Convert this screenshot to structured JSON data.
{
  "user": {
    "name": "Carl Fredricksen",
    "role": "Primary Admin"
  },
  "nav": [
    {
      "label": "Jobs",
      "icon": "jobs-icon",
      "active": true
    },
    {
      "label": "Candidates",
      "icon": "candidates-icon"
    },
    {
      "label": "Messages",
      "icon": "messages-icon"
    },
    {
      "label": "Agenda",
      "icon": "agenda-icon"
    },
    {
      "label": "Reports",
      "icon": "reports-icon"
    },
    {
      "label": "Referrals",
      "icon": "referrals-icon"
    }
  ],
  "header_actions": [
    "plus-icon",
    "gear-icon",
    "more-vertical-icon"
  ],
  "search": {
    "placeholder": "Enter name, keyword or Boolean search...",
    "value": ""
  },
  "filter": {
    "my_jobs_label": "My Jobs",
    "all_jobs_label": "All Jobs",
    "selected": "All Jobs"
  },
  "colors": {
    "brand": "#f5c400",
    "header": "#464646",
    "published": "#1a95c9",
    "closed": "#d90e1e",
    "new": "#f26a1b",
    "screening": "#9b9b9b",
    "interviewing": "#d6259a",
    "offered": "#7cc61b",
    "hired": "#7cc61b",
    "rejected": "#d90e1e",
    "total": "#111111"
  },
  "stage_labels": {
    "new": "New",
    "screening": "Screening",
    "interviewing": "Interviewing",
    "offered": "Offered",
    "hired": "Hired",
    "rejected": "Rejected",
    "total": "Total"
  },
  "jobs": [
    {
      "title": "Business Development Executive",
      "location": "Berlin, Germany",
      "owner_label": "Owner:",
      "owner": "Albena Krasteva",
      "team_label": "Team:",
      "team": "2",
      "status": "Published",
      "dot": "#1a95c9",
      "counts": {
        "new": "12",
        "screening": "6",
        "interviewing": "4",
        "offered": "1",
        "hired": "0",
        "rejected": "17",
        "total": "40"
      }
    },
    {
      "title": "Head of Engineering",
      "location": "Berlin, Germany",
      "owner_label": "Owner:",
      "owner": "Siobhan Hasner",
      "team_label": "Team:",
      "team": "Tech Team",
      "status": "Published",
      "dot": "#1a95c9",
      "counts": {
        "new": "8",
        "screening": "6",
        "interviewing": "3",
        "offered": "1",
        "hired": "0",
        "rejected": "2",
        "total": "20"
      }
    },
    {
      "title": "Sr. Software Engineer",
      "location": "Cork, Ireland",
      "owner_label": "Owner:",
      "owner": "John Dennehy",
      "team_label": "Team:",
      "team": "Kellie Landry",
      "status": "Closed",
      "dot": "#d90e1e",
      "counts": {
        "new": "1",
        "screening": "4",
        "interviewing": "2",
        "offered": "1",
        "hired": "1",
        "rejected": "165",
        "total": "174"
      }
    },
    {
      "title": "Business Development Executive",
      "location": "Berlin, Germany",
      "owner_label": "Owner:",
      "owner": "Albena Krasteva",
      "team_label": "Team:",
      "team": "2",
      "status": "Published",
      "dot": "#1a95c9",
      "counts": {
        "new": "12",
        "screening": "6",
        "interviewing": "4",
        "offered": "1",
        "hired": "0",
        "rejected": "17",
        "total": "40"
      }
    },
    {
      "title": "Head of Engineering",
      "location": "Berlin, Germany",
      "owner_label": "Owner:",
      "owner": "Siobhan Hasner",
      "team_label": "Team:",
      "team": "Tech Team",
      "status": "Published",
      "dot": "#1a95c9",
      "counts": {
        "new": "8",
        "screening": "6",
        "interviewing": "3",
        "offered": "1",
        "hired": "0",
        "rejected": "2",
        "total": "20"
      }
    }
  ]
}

______________________________

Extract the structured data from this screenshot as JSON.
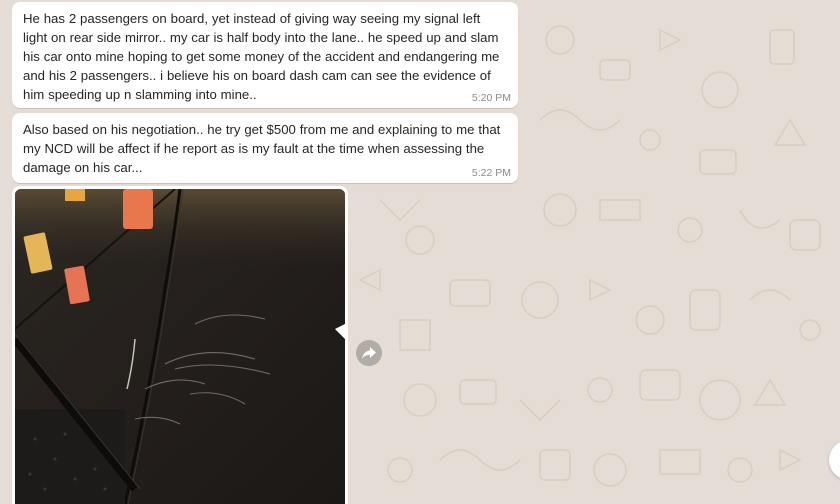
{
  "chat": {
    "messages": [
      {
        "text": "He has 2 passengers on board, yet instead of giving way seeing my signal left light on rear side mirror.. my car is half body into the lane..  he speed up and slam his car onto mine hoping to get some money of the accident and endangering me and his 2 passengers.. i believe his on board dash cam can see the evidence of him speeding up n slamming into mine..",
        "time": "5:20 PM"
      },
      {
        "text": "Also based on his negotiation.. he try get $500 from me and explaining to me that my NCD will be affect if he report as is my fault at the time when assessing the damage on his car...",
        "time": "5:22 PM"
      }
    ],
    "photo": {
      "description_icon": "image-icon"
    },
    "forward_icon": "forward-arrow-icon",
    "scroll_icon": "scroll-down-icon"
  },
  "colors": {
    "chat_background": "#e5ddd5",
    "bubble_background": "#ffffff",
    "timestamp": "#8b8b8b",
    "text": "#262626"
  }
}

______________________________

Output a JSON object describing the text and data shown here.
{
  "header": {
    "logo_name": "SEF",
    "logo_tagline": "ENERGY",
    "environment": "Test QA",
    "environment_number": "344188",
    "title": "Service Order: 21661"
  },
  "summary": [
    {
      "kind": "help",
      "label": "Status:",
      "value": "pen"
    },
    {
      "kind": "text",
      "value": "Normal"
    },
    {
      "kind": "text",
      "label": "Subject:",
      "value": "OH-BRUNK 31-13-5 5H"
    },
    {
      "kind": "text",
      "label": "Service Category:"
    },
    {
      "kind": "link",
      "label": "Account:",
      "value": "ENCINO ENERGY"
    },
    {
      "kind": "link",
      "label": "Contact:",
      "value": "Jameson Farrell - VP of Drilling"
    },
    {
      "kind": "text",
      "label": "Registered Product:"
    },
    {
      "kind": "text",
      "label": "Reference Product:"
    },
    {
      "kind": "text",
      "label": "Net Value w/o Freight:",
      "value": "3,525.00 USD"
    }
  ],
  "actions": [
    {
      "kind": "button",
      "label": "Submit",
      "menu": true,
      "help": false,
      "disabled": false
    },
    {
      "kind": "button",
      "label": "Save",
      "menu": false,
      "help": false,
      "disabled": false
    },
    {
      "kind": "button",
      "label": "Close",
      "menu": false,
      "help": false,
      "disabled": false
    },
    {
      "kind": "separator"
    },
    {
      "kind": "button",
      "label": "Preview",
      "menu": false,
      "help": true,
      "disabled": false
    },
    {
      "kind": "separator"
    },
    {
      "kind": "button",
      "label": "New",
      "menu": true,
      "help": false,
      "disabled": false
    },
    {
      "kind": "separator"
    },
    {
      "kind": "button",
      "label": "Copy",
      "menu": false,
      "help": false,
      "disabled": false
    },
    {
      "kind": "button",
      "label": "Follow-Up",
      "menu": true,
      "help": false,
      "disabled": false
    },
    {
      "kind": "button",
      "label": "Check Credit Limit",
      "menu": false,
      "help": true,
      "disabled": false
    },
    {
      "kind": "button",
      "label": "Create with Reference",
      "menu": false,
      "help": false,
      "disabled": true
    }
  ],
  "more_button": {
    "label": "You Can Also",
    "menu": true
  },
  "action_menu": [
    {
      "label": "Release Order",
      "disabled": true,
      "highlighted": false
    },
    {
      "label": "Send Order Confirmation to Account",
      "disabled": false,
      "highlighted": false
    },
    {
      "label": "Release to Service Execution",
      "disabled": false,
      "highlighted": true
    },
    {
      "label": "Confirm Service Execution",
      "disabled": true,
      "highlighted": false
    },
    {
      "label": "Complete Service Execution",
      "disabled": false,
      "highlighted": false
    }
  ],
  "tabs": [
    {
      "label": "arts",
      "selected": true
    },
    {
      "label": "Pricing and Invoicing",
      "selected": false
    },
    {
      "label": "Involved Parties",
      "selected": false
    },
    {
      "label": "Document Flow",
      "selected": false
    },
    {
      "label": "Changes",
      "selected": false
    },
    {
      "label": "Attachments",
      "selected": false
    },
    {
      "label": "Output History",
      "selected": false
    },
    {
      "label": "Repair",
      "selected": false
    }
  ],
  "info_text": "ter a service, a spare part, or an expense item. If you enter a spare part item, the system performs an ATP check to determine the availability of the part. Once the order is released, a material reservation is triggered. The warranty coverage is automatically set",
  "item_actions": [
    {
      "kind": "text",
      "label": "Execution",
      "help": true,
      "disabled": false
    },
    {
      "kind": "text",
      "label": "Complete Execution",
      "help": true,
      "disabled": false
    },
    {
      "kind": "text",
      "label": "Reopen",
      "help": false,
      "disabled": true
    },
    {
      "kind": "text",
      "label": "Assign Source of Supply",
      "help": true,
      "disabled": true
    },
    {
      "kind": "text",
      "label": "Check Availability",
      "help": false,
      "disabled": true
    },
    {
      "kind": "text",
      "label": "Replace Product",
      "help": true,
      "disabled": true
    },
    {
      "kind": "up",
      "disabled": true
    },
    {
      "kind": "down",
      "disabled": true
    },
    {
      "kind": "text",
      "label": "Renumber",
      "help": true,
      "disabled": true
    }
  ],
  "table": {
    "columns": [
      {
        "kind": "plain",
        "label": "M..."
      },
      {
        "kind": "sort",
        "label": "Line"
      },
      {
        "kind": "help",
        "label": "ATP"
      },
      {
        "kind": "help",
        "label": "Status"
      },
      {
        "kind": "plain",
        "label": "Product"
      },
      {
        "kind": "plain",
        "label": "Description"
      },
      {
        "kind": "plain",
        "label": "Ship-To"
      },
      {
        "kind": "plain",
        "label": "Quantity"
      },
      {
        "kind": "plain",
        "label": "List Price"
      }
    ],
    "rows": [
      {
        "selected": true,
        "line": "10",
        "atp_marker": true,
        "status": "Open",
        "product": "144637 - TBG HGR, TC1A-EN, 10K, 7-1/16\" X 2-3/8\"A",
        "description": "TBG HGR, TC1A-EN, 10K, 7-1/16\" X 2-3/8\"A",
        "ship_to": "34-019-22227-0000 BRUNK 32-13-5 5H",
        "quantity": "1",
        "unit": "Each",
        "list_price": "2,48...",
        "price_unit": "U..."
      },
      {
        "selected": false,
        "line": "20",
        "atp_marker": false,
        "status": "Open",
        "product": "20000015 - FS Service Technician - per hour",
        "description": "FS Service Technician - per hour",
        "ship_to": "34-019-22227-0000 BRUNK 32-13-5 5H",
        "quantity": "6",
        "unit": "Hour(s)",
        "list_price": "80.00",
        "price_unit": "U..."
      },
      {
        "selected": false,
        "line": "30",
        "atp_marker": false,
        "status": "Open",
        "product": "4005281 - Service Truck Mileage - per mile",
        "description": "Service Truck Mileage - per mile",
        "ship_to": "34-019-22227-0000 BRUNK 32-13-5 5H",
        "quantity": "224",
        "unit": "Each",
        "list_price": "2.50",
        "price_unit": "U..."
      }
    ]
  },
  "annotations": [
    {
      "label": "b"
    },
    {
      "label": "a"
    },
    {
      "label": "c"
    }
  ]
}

______________________________

* _Task details_:
Collect each line of the entries that has the word "structured", copying it in full.

* _Task result_:
Convert this screenshot to structured JSON data.
Extract the structured data from this screenshot as JSON.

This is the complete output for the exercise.